### Work to do
Don't copy the pictures; return every other part of the records exactly.
— Start of Records for processing —
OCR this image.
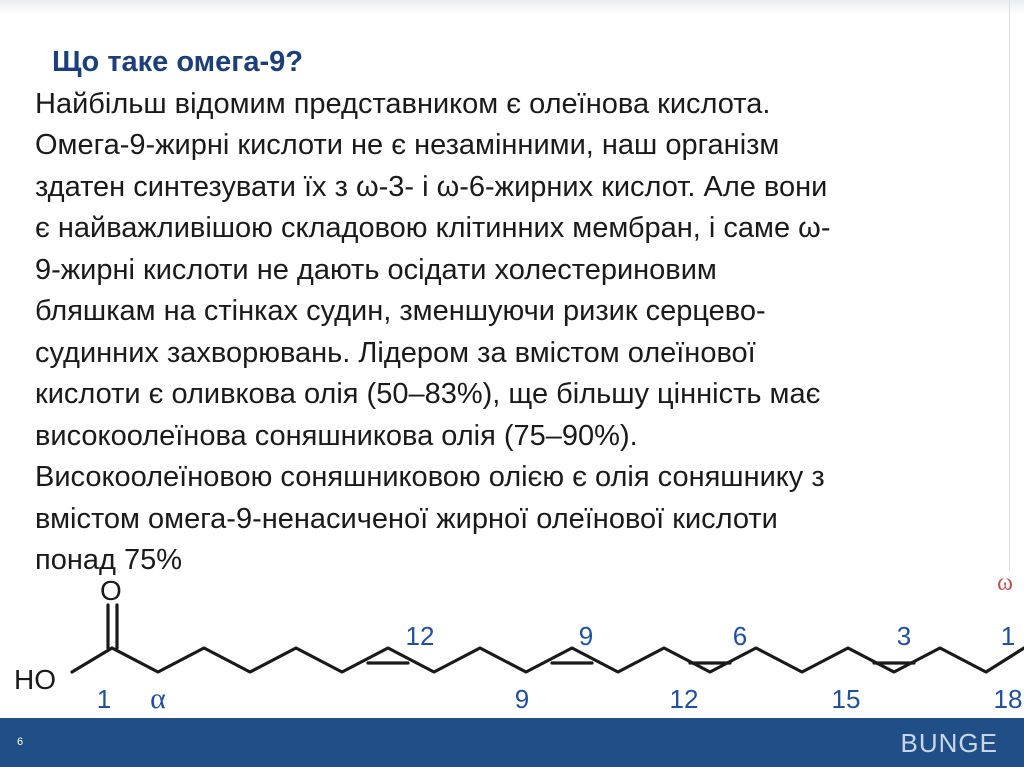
Що таке омега-9?
Найбільш відомим представником є олеїнова кислота.
Омега-9-жирні кислоти не є незамінними, наш організм
здатен синтезувати їх з ω-3- і ω-6-жирних кислот. Але вони
є найважливішою складовою клітинних мембран, і саме ω-
9-жирні кислоти не дають осідати холестериновим
бляшкам на стінках судин, зменшуючи ризик серцево-
судинних захворювань. Лідером за вмістом олеїнової
кислоти є оливкова олія (50–83%), ще більшу цінність має
високоолеїнова соняшникова олія (75–90%).
Високоолеїновою соняшниковою олією є олія соняшнику з
вмістом омега-9-ненасиченої жирної олеїнової кислоти
понад 75%
O
HO
12	9	6	3	1
1	9	12	15	18
α
ω
6	BUNGE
— End of Records for processing —
### Exercise answer
OCR this image.
Що таке омега-9?
Найбільш відомим представником є олеїнова кислота.
Омега-9-жирні кислоти не є незамінними, наш організм
здатен синтезувати їх з ω-3- і ω-6-жирних кислот. Але вони
є найважливішою складовою клітинних мембран, і саме ω-
9-жирні кислоти не дають осідати холестериновим
бляшкам на стінках судин, зменшуючи ризик серцево-
судинних захворювань. Лідером за вмістом олеїнової
кислоти є оливкова олія (50–83%), ще більшу цінність має
високоолеїнова соняшникова олія (75–90%).
Високоолеїновою соняшниковою олією є олія соняшнику з
вмістом омега-9-ненасиченої жирної олеїнової кислоти
понад 75%
O
HO
12	9	6	3	1
1	9	12	15	18
α
ω
6	BUNGE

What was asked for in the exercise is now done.